Directive:
Search the data below for the word "document" and copy each line that holds it.

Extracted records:
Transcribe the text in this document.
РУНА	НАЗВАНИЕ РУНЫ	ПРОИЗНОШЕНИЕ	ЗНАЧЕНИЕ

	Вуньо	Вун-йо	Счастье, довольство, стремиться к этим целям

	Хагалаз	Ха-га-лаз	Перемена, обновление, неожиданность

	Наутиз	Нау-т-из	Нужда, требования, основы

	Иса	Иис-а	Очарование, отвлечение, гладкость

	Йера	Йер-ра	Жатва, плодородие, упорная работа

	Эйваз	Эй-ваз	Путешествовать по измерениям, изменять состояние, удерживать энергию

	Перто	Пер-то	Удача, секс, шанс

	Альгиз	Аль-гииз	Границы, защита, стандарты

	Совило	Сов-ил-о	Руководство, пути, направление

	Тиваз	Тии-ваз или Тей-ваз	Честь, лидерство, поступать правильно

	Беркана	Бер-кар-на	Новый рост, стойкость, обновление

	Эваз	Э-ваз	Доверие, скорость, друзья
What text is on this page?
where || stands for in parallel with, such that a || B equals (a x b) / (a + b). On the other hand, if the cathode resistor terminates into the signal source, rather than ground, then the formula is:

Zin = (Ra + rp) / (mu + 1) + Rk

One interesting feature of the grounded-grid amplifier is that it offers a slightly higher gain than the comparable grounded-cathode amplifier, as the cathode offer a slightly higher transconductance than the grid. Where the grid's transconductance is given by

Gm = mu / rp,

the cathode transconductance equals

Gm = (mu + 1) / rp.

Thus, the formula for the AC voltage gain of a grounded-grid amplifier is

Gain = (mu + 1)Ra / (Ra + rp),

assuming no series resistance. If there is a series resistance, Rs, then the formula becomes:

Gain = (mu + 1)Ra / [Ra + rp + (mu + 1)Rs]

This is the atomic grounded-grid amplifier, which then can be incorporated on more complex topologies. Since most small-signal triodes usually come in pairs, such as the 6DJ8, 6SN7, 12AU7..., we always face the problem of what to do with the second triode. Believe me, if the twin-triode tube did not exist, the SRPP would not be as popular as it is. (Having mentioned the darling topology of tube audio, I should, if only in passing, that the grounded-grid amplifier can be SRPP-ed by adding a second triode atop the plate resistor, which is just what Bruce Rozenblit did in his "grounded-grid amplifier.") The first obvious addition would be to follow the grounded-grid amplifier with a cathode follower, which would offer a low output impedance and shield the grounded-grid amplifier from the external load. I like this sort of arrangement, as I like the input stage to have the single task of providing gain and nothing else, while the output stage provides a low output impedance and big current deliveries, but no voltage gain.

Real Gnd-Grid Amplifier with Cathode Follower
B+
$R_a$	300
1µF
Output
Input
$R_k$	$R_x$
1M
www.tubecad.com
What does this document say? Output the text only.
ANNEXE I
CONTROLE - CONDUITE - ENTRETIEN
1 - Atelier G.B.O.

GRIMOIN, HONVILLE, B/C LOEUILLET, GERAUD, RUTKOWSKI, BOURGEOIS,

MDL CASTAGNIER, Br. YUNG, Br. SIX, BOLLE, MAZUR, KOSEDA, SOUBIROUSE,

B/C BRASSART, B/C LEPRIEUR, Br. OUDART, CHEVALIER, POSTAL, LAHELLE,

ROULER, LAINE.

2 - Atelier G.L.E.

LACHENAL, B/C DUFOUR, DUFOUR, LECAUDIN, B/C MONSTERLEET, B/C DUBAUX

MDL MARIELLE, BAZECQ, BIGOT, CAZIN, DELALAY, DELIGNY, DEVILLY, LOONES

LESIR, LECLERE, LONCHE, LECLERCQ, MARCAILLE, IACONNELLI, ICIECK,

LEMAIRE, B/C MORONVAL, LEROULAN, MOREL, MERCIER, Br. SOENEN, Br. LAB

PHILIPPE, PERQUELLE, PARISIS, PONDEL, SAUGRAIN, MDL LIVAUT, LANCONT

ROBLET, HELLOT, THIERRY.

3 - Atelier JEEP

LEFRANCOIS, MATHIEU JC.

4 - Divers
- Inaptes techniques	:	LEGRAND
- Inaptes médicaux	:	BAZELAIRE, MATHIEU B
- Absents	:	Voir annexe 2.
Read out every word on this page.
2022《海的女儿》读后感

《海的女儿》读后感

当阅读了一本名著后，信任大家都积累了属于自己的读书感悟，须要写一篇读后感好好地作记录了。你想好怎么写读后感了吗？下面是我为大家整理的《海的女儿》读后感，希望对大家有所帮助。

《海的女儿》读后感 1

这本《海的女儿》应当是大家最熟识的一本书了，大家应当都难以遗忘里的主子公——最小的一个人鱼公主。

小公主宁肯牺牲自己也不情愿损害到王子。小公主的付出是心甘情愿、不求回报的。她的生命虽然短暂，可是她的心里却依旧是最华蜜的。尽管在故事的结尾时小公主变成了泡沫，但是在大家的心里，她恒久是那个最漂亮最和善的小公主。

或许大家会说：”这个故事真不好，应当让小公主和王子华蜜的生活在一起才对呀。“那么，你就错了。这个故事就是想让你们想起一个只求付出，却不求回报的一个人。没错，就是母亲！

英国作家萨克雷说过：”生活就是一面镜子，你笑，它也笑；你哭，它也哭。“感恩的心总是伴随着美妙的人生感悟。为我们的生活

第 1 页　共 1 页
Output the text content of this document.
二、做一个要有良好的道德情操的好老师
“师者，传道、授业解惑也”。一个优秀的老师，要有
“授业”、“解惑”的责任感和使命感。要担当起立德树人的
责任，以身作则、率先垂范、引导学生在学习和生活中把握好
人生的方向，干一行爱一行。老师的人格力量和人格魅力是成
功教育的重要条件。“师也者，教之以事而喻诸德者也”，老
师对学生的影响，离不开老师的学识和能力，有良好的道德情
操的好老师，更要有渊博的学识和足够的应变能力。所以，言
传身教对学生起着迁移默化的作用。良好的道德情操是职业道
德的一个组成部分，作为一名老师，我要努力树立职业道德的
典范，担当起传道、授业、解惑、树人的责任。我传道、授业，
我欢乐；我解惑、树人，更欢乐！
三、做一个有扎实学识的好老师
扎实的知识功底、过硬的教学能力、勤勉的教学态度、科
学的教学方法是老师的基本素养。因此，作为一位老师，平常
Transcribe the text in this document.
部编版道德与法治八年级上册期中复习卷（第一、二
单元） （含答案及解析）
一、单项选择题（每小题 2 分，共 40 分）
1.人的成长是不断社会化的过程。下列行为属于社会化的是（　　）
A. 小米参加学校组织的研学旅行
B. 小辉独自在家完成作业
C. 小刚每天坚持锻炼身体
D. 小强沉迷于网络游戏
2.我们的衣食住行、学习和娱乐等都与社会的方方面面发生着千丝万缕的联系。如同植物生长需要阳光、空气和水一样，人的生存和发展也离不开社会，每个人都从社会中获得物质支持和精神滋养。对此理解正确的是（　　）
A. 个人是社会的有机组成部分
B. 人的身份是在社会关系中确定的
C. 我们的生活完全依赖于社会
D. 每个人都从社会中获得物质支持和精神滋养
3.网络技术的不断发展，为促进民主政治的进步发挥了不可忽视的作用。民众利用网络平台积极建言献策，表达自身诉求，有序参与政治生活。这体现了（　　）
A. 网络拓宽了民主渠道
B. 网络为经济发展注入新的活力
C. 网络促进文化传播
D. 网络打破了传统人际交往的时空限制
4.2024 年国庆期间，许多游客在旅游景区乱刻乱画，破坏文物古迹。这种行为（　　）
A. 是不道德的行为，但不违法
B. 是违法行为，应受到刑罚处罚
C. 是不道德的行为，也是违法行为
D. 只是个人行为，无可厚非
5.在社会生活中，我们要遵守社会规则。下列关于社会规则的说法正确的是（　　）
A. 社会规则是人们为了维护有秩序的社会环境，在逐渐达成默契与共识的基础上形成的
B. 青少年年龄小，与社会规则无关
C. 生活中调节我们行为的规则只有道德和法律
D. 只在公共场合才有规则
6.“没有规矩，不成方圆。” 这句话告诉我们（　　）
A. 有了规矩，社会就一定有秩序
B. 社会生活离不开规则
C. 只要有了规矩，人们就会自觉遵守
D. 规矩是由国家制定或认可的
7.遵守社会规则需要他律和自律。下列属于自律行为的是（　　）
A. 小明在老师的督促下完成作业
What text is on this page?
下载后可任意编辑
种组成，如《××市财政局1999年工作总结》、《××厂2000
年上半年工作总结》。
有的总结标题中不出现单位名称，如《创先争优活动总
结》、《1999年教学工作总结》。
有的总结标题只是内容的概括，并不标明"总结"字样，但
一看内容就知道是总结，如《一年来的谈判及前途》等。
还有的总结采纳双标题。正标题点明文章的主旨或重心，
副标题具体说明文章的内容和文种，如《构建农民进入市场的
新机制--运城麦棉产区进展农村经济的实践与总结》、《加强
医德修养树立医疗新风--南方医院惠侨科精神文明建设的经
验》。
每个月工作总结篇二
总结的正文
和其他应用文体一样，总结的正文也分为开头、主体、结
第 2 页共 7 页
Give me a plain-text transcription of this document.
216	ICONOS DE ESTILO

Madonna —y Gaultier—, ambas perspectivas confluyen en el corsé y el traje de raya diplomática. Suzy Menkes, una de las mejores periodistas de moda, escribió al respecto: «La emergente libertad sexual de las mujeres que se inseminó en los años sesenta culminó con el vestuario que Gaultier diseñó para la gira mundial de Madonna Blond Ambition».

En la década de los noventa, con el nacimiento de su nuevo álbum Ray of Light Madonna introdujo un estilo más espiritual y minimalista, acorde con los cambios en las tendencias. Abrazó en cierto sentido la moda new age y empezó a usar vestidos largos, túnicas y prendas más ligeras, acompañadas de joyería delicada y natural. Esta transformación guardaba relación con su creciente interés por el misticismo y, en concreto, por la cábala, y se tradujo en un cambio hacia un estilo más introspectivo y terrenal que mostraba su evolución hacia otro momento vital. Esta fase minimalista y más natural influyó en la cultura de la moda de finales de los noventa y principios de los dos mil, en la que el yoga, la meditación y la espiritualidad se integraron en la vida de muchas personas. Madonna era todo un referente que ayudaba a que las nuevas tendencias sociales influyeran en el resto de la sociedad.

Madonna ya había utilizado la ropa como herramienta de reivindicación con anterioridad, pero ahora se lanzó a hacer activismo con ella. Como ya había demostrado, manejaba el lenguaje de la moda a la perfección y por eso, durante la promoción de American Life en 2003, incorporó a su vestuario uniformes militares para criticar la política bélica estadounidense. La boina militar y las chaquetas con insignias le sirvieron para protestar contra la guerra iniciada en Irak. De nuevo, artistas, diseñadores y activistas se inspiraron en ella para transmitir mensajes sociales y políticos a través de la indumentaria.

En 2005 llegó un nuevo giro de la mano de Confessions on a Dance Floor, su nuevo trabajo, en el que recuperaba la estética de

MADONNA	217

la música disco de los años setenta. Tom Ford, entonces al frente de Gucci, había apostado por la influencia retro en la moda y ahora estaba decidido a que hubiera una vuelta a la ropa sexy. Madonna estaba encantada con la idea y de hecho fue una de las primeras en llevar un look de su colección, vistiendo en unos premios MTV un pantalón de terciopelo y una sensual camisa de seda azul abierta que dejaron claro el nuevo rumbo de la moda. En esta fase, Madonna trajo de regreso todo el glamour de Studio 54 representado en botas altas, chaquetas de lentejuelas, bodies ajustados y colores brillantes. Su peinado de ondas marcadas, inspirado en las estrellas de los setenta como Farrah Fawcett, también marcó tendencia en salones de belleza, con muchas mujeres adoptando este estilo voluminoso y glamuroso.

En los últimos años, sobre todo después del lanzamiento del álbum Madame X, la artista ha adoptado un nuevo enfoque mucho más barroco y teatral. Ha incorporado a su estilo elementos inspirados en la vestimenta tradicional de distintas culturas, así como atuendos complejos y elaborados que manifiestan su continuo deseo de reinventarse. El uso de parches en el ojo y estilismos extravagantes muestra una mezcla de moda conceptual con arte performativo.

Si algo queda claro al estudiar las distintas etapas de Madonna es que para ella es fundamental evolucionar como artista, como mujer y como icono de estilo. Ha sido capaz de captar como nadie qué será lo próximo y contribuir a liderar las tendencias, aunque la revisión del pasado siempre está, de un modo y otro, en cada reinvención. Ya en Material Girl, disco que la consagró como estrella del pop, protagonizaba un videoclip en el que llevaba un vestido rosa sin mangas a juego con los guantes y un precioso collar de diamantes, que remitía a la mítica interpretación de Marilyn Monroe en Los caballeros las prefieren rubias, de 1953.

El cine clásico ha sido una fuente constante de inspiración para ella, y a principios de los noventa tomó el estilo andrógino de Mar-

Finished exercise:
Transcribe the text in this document.
What does this document say? Output the text only.
Output the text content of this document.
Transcribe the text in this document.
Give me a plain-text transcription of this document.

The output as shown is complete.